Pull every line containing the word "flow" from the records.

== DATASET RECORDS ==

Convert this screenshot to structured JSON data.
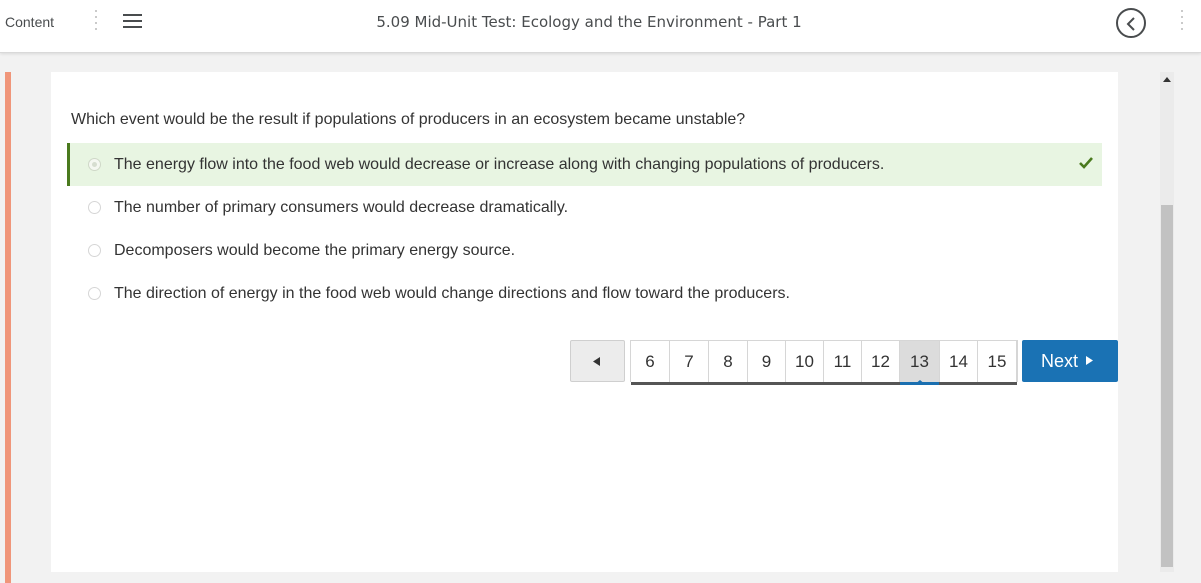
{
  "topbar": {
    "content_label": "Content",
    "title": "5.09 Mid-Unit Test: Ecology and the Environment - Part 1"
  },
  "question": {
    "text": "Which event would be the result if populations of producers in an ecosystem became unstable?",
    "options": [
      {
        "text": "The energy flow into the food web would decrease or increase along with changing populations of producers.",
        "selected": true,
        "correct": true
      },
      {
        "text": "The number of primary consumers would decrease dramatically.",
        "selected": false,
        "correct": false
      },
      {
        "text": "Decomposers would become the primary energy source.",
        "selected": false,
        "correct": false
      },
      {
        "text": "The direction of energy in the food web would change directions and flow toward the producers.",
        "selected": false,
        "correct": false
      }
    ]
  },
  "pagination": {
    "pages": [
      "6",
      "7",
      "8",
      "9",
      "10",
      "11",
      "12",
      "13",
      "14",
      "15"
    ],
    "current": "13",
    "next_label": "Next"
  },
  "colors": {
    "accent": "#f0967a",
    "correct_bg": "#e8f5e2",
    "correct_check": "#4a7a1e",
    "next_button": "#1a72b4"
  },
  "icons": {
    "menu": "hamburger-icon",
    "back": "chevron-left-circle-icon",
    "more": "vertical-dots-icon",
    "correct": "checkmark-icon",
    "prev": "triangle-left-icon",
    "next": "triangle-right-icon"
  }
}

===
== DATASET RECORDS ==

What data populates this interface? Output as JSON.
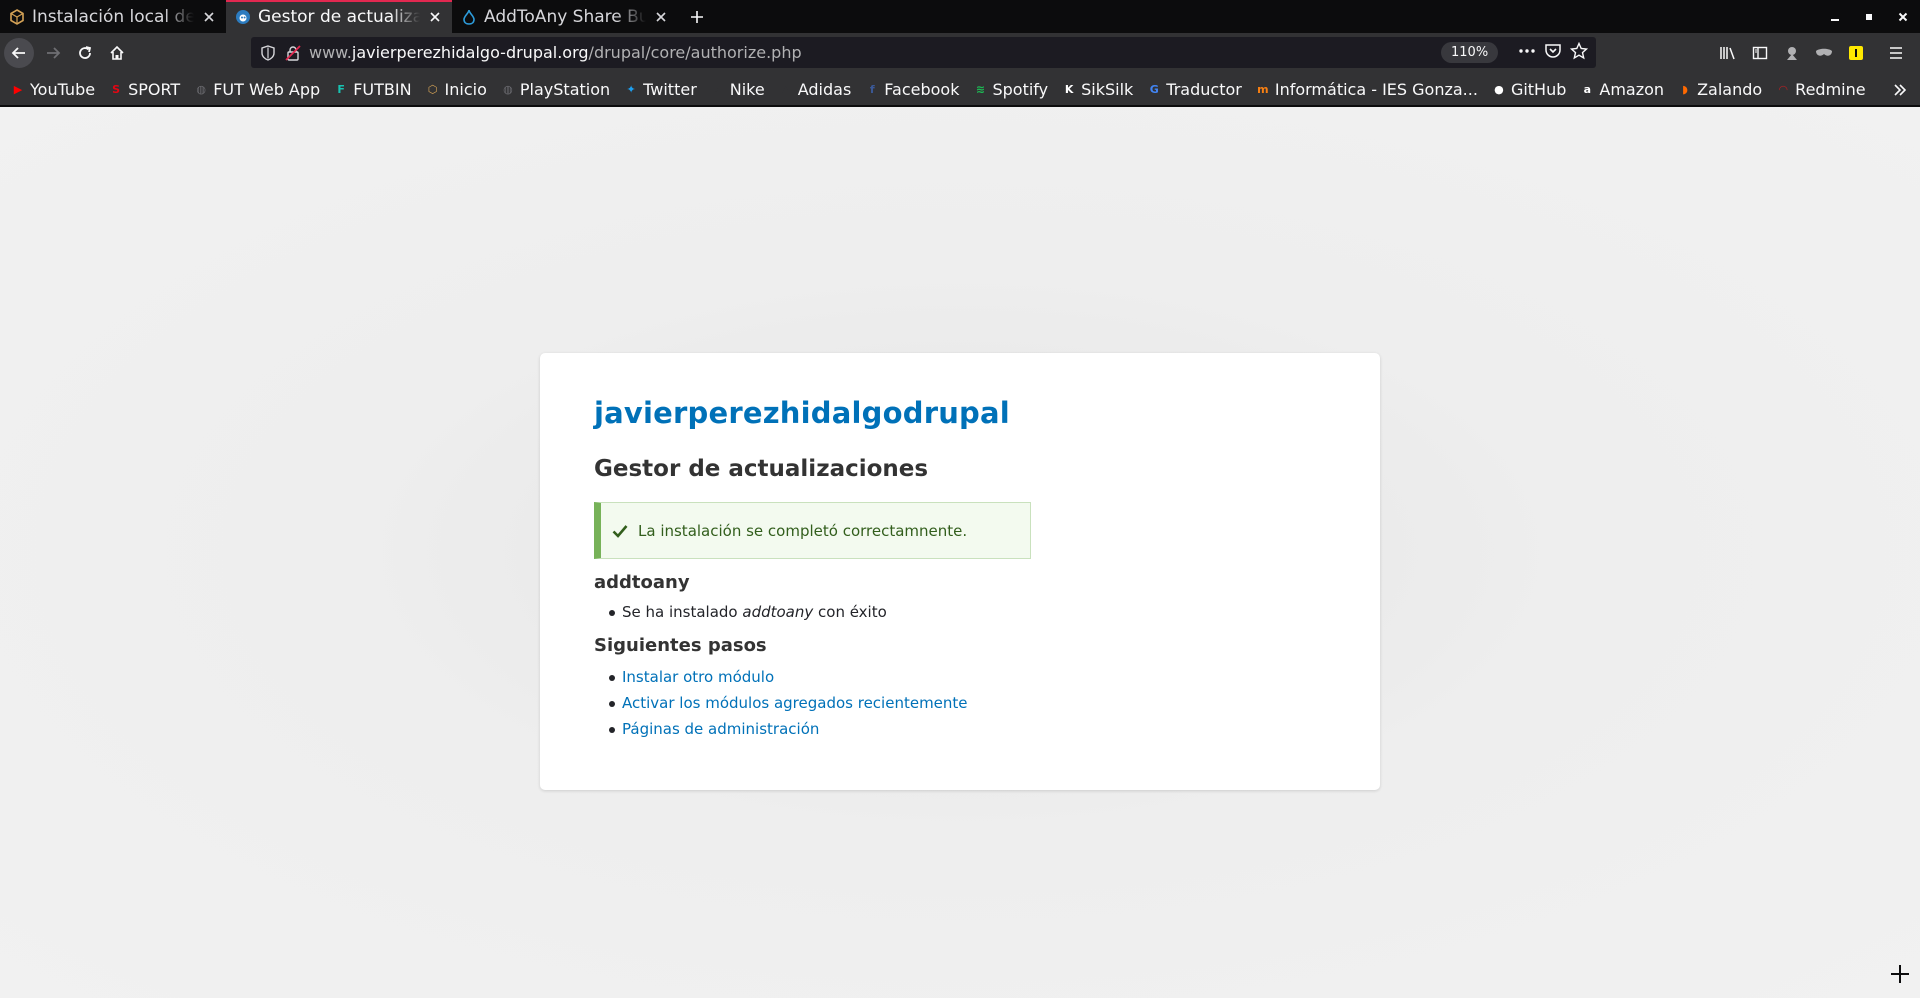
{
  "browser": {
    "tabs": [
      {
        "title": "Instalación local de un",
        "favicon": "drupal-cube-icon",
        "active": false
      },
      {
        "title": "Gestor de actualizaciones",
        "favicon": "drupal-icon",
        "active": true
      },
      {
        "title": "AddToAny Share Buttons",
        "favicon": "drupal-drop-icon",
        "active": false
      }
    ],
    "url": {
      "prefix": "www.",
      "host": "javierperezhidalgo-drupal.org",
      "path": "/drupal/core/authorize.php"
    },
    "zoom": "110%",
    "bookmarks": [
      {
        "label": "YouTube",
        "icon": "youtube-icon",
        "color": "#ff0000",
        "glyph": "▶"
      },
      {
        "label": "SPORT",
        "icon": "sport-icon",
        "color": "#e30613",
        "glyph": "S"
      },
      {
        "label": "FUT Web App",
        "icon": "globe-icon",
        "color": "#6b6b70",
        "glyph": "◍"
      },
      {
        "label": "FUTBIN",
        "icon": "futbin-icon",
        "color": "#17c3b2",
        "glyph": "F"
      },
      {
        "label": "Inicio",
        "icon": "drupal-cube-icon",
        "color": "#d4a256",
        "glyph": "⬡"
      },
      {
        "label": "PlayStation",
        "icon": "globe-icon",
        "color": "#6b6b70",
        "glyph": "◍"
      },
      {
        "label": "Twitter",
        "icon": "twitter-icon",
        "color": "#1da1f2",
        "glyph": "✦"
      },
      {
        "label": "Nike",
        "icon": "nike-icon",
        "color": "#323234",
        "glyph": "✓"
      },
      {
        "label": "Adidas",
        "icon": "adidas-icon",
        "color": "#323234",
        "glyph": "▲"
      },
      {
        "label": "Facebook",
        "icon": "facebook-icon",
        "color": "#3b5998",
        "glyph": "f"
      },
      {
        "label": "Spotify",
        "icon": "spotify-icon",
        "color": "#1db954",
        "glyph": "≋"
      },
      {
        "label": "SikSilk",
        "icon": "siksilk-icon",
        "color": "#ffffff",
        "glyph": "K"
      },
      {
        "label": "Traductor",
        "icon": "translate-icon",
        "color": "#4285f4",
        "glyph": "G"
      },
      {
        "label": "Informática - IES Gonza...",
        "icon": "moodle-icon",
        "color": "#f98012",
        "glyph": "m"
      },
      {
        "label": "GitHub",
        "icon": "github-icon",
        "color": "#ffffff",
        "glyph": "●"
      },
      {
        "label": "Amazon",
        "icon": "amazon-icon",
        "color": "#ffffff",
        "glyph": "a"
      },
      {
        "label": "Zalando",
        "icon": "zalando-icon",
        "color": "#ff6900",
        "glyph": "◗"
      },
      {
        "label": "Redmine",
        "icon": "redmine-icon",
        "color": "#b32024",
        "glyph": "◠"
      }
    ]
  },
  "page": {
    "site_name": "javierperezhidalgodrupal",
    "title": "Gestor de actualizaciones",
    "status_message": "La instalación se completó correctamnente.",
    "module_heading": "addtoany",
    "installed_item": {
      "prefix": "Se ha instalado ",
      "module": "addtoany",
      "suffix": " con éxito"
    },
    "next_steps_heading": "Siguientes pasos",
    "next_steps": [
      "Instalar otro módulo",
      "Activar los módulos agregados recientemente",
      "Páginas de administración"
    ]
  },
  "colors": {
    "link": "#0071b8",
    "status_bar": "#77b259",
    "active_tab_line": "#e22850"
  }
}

===
== DATASET RECORDS ==

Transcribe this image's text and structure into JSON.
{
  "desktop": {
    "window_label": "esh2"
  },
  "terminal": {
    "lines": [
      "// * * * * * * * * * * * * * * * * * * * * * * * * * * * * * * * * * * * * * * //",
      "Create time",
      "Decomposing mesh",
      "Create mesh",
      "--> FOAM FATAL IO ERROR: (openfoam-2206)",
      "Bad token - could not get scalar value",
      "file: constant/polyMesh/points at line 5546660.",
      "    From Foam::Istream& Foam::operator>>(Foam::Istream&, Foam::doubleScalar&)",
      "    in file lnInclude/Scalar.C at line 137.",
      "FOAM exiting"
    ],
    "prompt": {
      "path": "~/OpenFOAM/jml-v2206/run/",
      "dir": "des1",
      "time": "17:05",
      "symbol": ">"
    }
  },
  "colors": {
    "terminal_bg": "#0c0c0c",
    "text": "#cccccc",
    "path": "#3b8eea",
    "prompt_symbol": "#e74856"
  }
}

===

→ **WRITTEN SOLUTION**:
        "text": "The energy flow into the food web would decrease or increase along with changing populations of producers.",
        "text": "The direction of energy in the food web would change directions and flow toward the producers.",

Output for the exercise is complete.